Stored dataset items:
%%

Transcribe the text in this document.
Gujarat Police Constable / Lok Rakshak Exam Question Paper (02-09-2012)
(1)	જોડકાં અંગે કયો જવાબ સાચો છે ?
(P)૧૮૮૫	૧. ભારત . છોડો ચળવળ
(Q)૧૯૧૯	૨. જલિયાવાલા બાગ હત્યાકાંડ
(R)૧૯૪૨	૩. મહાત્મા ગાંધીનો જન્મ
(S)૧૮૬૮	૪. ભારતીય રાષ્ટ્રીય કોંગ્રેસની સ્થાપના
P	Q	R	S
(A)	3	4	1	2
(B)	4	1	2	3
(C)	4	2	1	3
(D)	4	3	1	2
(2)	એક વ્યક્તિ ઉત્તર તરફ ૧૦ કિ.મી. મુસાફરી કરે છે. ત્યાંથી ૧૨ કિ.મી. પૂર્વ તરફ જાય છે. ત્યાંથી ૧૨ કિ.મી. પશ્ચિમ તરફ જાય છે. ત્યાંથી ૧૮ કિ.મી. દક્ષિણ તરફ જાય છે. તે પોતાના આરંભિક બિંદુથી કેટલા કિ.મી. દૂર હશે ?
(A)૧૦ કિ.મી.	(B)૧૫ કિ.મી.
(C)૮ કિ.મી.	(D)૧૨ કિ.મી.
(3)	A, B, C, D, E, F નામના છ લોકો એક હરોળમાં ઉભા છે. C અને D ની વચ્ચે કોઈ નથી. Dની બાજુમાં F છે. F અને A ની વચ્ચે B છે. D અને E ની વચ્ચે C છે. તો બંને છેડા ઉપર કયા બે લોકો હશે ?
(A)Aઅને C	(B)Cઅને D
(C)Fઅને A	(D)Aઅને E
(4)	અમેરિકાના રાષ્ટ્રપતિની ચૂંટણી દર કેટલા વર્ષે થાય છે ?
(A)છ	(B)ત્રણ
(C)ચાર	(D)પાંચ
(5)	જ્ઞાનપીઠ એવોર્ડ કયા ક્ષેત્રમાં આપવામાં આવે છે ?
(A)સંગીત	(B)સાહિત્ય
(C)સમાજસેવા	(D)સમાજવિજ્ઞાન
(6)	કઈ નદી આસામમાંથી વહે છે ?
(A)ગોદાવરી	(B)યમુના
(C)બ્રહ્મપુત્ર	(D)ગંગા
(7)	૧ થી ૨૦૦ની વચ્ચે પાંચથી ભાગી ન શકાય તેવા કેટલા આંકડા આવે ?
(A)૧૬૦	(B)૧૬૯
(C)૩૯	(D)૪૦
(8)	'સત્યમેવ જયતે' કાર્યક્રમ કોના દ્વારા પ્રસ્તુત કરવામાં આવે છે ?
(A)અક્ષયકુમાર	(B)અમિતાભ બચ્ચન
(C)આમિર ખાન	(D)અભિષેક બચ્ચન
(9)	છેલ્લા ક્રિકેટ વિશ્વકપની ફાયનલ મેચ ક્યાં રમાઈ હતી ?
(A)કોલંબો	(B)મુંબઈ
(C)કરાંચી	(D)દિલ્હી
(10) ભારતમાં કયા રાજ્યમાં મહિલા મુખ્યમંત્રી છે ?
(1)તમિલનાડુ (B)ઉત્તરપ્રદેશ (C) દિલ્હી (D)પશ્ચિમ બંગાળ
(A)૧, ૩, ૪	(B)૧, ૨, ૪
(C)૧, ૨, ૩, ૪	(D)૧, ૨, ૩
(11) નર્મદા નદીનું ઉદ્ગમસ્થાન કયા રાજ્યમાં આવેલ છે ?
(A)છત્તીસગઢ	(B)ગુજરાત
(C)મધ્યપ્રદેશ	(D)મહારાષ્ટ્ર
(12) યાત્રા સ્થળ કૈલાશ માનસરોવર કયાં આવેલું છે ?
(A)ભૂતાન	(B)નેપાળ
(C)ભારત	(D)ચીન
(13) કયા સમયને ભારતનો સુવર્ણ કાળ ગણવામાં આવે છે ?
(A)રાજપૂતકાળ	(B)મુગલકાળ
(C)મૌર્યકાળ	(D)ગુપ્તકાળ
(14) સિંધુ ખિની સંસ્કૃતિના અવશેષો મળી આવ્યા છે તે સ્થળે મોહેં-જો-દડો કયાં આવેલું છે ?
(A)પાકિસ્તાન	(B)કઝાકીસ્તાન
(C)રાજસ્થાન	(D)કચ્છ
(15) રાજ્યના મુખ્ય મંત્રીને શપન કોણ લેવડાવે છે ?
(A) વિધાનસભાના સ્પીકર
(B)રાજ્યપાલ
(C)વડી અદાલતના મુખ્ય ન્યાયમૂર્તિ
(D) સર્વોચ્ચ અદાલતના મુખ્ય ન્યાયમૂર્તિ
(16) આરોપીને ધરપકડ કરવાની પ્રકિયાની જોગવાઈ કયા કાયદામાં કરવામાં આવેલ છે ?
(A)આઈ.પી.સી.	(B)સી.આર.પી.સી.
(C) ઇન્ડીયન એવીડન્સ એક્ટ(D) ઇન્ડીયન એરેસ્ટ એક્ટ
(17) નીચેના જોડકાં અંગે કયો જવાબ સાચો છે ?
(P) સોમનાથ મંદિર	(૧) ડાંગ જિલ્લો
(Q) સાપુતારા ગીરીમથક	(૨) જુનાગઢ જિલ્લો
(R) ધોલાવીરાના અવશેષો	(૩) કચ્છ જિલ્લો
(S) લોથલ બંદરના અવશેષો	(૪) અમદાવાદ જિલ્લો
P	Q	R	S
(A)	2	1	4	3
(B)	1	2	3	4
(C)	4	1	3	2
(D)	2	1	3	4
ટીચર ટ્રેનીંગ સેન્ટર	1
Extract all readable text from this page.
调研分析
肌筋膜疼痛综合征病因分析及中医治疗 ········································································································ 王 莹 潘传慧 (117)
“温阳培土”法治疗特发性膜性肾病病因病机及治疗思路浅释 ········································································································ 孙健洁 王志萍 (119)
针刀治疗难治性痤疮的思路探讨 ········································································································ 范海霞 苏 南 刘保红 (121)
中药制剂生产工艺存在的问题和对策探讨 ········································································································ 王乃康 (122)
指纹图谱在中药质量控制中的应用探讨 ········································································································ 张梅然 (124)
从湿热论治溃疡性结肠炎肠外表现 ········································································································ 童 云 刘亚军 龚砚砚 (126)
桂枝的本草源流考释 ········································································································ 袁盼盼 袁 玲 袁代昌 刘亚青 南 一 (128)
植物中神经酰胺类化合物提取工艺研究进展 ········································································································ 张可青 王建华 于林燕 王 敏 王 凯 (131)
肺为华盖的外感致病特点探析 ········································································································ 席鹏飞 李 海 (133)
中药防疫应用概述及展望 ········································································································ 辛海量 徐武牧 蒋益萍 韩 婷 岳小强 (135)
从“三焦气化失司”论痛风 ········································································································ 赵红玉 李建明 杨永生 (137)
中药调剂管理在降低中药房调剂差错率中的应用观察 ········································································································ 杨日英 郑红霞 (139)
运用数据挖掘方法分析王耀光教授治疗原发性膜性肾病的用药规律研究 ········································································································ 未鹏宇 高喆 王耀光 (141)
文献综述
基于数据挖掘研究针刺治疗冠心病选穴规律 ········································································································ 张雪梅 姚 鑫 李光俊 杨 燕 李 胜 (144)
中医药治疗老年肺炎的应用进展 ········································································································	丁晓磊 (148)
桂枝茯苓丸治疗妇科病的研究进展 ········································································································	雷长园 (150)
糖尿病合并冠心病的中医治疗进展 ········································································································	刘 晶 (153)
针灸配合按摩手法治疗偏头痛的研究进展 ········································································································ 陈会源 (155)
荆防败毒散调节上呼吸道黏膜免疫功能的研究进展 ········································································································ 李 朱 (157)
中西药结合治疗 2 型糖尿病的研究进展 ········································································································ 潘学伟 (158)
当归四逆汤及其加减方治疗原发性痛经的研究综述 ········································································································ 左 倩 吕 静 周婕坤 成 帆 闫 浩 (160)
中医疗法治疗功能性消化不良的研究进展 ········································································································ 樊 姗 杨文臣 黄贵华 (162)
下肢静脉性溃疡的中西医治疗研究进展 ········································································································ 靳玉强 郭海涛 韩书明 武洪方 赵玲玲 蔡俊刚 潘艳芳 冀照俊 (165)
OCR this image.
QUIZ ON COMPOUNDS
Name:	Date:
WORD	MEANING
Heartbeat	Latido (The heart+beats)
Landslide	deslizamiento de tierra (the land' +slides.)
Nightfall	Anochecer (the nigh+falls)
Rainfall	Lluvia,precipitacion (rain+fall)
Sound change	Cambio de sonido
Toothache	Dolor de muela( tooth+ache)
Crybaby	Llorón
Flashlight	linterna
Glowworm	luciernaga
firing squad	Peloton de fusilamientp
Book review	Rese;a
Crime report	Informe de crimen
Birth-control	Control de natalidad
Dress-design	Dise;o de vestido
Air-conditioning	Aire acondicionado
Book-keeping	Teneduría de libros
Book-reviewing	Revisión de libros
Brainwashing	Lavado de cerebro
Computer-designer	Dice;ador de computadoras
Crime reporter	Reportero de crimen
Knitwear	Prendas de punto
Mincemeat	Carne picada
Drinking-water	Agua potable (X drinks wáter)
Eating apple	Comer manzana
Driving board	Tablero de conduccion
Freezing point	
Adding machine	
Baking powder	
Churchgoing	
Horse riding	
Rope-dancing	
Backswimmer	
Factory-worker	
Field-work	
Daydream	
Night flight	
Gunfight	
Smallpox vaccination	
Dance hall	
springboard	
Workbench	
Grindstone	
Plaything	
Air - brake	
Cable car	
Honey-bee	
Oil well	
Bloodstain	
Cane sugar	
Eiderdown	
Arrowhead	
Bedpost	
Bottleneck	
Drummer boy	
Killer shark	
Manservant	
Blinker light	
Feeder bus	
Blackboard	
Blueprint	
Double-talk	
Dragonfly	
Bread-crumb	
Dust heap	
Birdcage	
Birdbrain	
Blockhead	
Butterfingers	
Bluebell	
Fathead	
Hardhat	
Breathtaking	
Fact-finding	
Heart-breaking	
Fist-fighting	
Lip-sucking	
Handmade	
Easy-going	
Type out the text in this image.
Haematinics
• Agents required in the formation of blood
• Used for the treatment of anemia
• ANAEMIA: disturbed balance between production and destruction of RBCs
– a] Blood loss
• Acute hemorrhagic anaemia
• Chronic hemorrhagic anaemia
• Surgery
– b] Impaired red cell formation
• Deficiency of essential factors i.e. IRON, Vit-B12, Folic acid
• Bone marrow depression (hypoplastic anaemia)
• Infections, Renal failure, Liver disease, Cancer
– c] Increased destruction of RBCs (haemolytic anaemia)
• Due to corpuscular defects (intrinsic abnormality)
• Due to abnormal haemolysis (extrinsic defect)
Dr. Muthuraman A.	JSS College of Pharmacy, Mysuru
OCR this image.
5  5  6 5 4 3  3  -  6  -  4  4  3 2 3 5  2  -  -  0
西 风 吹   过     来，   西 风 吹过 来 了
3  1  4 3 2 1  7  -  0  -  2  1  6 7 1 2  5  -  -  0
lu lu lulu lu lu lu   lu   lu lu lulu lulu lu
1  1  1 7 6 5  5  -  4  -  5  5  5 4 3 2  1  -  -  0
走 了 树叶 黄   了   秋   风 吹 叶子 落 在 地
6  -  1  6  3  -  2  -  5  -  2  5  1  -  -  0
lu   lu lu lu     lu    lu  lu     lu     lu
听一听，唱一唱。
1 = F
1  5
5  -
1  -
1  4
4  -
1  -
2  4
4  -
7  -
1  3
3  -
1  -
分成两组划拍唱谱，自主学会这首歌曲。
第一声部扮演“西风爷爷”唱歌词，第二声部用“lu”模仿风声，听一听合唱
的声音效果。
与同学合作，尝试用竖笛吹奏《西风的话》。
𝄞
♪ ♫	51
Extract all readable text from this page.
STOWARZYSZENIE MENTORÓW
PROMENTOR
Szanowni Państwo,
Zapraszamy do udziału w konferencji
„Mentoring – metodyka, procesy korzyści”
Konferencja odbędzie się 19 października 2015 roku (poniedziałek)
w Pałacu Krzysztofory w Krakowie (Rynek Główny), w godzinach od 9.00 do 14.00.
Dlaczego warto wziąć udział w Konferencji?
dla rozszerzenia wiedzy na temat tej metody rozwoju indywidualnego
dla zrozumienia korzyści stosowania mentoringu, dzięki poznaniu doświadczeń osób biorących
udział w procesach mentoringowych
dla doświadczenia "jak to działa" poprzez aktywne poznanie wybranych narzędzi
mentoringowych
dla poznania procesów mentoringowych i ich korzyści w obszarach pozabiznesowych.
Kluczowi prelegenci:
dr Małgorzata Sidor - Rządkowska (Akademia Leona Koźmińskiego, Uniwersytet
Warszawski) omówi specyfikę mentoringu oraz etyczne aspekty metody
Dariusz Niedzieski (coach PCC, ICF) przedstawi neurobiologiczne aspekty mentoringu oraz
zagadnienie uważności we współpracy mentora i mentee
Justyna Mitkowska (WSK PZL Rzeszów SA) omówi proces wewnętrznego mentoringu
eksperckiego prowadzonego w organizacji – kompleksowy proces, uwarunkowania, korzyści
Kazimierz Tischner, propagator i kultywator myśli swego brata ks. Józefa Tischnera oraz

%%

> WHAT IS BEING ASKED:
From the data above, show each line that contains "text".

> TASK ANSWER:
Transcribe the text in this document.
Extract all readable text from this page.
Type out the text in this image.
Extract all readable text from this page.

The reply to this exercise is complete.